══ Entries

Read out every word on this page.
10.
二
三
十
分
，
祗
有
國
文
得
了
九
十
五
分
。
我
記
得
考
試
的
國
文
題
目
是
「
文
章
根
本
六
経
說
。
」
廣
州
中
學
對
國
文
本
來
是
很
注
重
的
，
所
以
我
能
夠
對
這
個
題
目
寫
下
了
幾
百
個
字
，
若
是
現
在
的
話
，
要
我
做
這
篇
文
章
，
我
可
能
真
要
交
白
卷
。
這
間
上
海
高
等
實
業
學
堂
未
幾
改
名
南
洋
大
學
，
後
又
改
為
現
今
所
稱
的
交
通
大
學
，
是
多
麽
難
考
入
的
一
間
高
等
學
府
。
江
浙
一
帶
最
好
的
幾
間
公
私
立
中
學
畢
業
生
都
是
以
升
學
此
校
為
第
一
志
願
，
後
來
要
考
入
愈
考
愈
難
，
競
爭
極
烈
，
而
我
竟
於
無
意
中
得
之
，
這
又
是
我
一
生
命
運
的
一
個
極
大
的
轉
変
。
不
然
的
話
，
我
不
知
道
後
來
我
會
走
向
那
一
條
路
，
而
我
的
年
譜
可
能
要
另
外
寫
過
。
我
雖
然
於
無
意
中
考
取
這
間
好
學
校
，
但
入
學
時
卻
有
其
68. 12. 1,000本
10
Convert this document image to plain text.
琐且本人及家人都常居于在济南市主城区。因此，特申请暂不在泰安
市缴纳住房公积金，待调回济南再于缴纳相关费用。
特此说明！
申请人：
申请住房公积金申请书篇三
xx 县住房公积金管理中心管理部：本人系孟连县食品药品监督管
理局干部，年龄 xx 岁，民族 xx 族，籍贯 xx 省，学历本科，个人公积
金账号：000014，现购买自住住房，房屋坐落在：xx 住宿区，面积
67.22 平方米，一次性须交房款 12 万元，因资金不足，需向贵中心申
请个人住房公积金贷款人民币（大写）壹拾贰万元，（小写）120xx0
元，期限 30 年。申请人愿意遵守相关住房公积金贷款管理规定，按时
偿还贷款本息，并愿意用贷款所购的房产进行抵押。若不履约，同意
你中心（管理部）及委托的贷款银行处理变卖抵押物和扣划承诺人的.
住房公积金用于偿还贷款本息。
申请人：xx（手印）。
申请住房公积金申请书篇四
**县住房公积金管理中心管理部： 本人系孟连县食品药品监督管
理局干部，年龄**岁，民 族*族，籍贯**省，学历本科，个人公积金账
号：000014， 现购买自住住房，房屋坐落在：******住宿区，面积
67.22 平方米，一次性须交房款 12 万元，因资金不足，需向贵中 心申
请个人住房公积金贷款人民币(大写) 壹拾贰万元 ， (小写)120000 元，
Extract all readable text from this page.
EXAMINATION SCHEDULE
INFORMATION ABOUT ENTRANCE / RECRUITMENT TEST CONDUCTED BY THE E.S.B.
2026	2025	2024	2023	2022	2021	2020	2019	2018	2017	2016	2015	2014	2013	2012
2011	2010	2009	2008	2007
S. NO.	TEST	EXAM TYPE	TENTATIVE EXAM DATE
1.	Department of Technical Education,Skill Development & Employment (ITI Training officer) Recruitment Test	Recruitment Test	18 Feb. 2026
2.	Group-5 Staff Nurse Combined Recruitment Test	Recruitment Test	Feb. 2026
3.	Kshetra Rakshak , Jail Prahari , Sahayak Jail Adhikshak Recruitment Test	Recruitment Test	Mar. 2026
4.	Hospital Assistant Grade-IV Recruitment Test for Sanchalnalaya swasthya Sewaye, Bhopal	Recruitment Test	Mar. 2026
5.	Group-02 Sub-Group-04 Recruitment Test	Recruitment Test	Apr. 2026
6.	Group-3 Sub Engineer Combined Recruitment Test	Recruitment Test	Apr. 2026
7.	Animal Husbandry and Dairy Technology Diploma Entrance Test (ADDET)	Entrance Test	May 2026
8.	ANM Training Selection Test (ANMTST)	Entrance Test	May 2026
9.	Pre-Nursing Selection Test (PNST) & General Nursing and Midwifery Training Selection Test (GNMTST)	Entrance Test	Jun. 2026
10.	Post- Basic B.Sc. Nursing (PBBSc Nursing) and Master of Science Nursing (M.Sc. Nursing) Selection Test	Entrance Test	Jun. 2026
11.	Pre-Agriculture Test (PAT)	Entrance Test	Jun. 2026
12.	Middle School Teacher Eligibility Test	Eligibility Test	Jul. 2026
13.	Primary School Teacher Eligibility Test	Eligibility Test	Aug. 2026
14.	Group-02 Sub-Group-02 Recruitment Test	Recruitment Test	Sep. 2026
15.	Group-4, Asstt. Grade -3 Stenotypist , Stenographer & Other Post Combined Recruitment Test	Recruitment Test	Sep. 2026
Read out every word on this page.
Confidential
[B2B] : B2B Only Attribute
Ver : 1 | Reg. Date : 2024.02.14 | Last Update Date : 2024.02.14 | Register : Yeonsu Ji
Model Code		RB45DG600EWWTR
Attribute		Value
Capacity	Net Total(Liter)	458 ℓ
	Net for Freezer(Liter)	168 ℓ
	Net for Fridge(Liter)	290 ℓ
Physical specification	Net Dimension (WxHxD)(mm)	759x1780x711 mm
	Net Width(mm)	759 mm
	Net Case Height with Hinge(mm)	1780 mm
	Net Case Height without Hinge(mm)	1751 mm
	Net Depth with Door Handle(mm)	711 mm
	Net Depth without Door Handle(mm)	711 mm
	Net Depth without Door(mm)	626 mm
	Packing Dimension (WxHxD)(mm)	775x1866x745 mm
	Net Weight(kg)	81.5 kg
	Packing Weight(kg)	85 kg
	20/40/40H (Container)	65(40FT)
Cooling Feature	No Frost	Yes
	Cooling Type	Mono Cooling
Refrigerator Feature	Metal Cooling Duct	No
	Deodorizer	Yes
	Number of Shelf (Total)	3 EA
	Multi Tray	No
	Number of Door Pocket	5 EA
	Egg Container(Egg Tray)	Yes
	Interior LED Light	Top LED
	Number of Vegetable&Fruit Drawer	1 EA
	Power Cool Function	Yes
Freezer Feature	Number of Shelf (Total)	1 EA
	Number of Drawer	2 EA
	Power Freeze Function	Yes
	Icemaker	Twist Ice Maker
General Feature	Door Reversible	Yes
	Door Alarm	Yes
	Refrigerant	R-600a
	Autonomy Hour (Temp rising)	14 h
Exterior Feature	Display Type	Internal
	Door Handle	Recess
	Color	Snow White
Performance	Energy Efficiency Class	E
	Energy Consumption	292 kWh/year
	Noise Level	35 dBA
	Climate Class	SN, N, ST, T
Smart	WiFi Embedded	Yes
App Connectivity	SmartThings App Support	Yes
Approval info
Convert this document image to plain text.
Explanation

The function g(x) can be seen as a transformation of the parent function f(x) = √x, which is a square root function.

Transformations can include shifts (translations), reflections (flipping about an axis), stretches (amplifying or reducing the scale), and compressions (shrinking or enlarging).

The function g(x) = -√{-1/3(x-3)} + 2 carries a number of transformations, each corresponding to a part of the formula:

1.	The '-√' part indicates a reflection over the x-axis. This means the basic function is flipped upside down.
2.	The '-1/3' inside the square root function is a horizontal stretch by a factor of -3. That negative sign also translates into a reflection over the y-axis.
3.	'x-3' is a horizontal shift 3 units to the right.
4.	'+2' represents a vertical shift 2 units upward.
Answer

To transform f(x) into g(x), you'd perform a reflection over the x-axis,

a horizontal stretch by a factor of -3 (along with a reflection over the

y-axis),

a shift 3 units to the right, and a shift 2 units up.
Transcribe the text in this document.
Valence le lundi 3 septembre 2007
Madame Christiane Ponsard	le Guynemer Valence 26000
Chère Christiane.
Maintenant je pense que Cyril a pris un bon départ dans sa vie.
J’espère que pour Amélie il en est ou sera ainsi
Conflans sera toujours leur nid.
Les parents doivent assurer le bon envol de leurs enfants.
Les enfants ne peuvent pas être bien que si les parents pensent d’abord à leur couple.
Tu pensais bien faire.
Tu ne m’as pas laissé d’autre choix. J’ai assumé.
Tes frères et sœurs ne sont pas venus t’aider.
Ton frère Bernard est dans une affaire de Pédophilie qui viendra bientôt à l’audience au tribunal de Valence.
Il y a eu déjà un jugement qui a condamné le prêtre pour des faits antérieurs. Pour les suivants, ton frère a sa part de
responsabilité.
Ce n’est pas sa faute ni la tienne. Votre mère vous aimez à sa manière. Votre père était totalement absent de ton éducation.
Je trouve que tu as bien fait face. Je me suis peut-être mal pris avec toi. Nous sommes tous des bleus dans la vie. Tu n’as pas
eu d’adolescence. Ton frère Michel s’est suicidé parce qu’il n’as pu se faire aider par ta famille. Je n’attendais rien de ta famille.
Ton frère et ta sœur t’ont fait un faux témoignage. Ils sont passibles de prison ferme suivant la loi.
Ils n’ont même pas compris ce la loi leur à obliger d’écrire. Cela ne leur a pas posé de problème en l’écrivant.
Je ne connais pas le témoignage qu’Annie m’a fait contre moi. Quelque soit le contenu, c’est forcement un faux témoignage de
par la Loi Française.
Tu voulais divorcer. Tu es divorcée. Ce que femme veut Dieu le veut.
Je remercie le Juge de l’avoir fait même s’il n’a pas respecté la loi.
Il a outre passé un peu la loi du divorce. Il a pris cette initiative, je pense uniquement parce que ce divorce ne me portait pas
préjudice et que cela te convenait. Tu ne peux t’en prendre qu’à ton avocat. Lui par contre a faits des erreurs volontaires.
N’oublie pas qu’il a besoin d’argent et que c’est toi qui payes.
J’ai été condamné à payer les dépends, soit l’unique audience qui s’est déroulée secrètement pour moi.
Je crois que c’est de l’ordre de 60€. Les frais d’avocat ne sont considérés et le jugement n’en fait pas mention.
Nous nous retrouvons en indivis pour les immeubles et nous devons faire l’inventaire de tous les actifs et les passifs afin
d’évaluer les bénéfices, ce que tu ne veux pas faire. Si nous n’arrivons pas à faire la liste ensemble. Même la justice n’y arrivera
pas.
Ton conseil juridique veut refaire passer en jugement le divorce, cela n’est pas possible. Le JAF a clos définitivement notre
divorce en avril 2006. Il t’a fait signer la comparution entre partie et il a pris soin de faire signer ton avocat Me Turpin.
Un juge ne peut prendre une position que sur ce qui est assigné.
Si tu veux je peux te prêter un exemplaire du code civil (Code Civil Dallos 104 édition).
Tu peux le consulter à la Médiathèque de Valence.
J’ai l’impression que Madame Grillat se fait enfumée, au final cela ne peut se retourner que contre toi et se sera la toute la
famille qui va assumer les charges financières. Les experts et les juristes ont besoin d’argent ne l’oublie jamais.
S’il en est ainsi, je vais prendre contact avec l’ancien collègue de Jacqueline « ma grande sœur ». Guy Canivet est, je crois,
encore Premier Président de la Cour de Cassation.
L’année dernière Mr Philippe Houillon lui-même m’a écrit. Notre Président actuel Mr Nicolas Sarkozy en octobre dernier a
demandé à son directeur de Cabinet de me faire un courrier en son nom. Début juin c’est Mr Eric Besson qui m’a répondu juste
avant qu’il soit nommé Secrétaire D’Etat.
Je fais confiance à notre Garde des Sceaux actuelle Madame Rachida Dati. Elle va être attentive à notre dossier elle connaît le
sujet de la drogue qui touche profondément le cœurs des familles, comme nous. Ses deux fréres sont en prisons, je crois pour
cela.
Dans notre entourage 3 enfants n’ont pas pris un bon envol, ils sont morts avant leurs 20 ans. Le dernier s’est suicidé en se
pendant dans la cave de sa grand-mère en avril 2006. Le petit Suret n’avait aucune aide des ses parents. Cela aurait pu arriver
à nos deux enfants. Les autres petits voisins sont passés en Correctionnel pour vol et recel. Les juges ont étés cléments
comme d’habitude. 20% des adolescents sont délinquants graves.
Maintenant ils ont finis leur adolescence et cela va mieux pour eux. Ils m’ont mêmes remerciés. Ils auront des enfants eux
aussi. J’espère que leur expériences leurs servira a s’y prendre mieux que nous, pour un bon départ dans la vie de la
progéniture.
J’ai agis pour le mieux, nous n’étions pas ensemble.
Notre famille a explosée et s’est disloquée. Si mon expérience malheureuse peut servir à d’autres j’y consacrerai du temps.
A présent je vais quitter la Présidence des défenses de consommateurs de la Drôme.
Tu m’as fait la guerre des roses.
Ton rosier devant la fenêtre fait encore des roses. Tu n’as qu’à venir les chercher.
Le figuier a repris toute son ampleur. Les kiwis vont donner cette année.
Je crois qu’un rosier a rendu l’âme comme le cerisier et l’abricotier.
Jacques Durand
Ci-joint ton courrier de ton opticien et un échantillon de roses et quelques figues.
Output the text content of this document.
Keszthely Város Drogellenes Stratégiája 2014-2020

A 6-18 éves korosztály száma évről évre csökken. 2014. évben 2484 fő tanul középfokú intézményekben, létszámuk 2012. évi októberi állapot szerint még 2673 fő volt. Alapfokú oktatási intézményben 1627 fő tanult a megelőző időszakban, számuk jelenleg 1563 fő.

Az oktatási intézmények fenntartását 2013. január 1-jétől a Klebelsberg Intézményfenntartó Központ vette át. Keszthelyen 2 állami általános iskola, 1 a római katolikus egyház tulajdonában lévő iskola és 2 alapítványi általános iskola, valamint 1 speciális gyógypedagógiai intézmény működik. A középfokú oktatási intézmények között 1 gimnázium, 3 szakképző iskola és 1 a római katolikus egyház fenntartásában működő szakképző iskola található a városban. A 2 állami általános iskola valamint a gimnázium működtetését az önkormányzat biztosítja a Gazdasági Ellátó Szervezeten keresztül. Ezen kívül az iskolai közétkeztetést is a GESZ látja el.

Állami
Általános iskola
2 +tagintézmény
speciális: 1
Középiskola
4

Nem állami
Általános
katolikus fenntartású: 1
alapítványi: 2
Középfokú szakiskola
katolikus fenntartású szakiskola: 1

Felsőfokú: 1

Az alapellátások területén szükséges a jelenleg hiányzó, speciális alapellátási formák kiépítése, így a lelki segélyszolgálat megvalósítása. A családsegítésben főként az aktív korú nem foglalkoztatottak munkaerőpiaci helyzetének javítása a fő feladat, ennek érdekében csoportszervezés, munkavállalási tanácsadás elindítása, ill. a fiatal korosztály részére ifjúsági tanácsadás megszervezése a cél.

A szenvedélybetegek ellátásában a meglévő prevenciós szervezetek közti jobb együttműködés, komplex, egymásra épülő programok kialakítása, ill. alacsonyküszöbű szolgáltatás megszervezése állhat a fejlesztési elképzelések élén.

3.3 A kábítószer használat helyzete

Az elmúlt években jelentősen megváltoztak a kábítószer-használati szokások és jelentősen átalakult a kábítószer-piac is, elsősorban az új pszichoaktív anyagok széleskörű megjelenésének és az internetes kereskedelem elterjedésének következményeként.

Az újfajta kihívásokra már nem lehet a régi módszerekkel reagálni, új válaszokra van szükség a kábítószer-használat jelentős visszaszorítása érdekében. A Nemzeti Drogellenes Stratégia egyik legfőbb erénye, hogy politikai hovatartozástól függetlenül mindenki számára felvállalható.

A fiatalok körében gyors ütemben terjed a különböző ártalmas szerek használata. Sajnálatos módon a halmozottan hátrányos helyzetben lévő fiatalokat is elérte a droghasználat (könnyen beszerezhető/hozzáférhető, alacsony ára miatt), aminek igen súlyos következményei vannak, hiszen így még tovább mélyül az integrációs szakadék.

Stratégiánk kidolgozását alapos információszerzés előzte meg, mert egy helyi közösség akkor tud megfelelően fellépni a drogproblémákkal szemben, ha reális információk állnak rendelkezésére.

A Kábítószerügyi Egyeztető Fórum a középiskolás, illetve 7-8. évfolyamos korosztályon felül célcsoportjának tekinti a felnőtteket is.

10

════

▸ **Goal**
List all lines above in which the string "Drawer" appears.

▸ **Full answer**
	Number of Vegetable&Fruit Drawer	1 EA
	Number of Drawer	2 EA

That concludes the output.